Every record should be written out exactly, please.
━━━━━━━━
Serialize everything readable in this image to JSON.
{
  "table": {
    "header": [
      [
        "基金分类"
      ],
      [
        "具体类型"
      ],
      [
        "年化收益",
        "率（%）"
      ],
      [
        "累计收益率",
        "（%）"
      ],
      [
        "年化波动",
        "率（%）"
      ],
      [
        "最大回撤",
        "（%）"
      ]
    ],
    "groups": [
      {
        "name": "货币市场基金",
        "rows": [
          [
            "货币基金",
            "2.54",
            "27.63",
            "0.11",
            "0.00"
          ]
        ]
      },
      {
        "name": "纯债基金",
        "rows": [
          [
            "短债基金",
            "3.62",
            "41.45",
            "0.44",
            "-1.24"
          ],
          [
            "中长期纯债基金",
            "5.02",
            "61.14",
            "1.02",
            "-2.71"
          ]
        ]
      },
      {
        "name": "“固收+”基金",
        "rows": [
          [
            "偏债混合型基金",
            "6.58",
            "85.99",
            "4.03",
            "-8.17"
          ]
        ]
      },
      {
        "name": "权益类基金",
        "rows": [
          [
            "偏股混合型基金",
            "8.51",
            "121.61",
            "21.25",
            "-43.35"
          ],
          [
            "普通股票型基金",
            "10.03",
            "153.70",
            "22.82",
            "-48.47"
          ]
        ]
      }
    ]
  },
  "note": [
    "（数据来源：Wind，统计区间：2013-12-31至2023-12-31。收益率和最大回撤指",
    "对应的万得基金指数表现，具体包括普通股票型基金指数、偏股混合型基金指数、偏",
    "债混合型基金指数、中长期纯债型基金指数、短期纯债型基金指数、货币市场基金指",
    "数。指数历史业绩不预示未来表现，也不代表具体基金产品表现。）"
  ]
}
━━━━━━━━
*Output for this exercise:*
Serialize everything readable in this image to JSON.
{
  "table": {
    "header": [
      [
        "基金分类"
      ],
      [
        "具体类型"
      ],
      [
        "年化收益",
        "率（%）"
      ],
      [
        "累计收益率",
        "（%）"
      ],
      [
        "年化波动",
        "率（%）"
      ],
      [
        "最大回撤",
        "（%）"
      ]
    ],
    "groups": [
      {
        "name": "货币市场基金",
        "rows": [
          [
            "货币基金",
            "2.54",
            "27.63",
            "0.11",
            "0.00"
          ]
        ]
      },
      {
        "name": "纯债基金",
        "rows": [
          [
            "短债基金",
            "3.62",
            "41.45",
            "0.44",
            "-1.24"
          ],
          [
            "中长期纯债基金",
            "5.02",
            "61.14",
            "1.02",
            "-2.71"
          ]
        ]
      },
      {
        "name": "“固收+”基金",
        "rows": [
          [
            "偏债混合型基金",
            "6.58",
            "85.99",
            "4.03",
            "-8.17"
          ]
        ]
      },
      {
        "name": "权益类基金",
        "rows": [
          [
            "偏股混合型基金",
            "8.51",
            "121.61",
            "21.25",
            "-43.35"
          ],
          [
            "普通股票型基金",
            "10.03",
            "153.70",
            "22.82",
            "-48.47"
          ]
        ]
      }
    ]
  },
  "note": [
    "（数据来源：Wind，统计区间：2013-12-31至2023-12-31。收益率和最大回撤指",
    "对应的万得基金指数表现，具体包括普通股票型基金指数、偏股混合型基金指数、偏",
    "债混合型基金指数、中长期纯债型基金指数、短期纯债型基金指数、货币市场基金指",
    "数。指数历史业绩不预示未来表现，也不代表具体基金产品表现。）"
  ]
}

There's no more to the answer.